▶ **Exercise**:
What follows is a block of records; reproduce all of it verbatim.

Excerpts from a figure dataset:
+ + + + +
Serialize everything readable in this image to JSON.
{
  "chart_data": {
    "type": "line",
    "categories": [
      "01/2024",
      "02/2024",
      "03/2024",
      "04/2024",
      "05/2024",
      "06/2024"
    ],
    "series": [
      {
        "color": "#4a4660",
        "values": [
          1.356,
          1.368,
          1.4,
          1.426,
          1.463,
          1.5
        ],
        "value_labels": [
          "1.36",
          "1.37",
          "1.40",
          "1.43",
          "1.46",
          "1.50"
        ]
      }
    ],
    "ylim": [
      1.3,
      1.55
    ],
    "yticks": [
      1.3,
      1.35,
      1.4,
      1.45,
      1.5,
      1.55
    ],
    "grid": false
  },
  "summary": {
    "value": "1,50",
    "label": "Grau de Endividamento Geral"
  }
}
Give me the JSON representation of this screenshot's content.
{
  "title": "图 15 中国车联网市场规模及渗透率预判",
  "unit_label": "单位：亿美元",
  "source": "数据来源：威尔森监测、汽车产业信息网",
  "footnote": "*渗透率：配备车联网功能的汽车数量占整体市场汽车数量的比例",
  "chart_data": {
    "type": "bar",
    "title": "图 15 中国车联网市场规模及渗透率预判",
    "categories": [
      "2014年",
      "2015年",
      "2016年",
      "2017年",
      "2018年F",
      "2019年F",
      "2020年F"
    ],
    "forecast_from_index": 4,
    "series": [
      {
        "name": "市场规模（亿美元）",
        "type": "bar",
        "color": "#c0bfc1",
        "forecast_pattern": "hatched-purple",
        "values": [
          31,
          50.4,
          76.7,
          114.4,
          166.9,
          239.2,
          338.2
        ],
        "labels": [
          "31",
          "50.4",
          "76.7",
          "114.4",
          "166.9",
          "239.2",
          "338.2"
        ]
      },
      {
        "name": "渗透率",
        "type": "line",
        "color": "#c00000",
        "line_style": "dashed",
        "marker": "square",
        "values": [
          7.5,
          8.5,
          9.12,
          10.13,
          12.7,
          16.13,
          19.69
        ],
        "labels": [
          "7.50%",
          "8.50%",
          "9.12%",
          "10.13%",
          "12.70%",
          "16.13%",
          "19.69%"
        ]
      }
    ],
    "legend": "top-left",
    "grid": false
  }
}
+ + + + +
▶ **Result**:
Serialize everything readable in this image to JSON.
{
  "chart_data": {
    "type": "line",
    "categories": [
      "01/2024",
      "02/2024",
      "03/2024",
      "04/2024",
      "05/2024",
      "06/2024"
    ],
    "series": [
      {
        "color": "#4a4660",
        "values": [
          1.356,
          1.368,
          1.4,
          1.426,
          1.463,
          1.5
        ],
        "value_labels": [
          "1.36",
          "1.37",
          "1.40",
          "1.43",
          "1.46",
          "1.50"
        ]
      }
    ],
    "ylim": [
      1.3,
      1.55
    ],
    "yticks": [
      1.3,
      1.35,
      1.4,
      1.45,
      1.5,
      1.55
    ],
    "grid": false
  },
  "summary": {
    "value": "1,50",
    "label": "Grau de Endividamento Geral"
  }
}
Give me the JSON representation of this screenshot's content.
{
  "title": "图 15 中国车联网市场规模及渗透率预判",
  "unit_label": "单位：亿美元",
  "source": "数据来源：威尔森监测、汽车产业信息网",
  "footnote": "*渗透率：配备车联网功能的汽车数量占整体市场汽车数量的比例",
  "chart_data": {
    "type": "bar",
    "title": "图 15 中国车联网市场规模及渗透率预判",
    "categories": [
      "2014年",
      "2015年",
      "2016年",
      "2017年",
      "2018年F",
      "2019年F",
      "2020年F"
    ],
    "forecast_from_index": 4,
    "series": [
      {
        "name": "市场规模（亿美元）",
        "type": "bar",
        "color": "#c0bfc1",
        "forecast_pattern": "hatched-purple",
        "values": [
          31,
          50.4,
          76.7,
          114.4,
          166.9,
          239.2,
          338.2
        ],
        "labels": [
          "31",
          "50.4",
          "76.7",
          "114.4",
          "166.9",
          "239.2",
          "338.2"
        ]
      },
      {
        "name": "渗透率",
        "type": "line",
        "color": "#c00000",
        "line_style": "dashed",
        "marker": "square",
        "values": [
          7.5,
          8.5,
          9.12,
          10.13,
          12.7,
          16.13,
          19.69
        ],
        "labels": [
          "7.50%",
          "8.50%",
          "9.12%",
          "10.13%",
          "12.70%",
          "16.13%",
          "19.69%"
        ]
      }
    ],
    "legend": "top-left",
    "grid": false
  }
}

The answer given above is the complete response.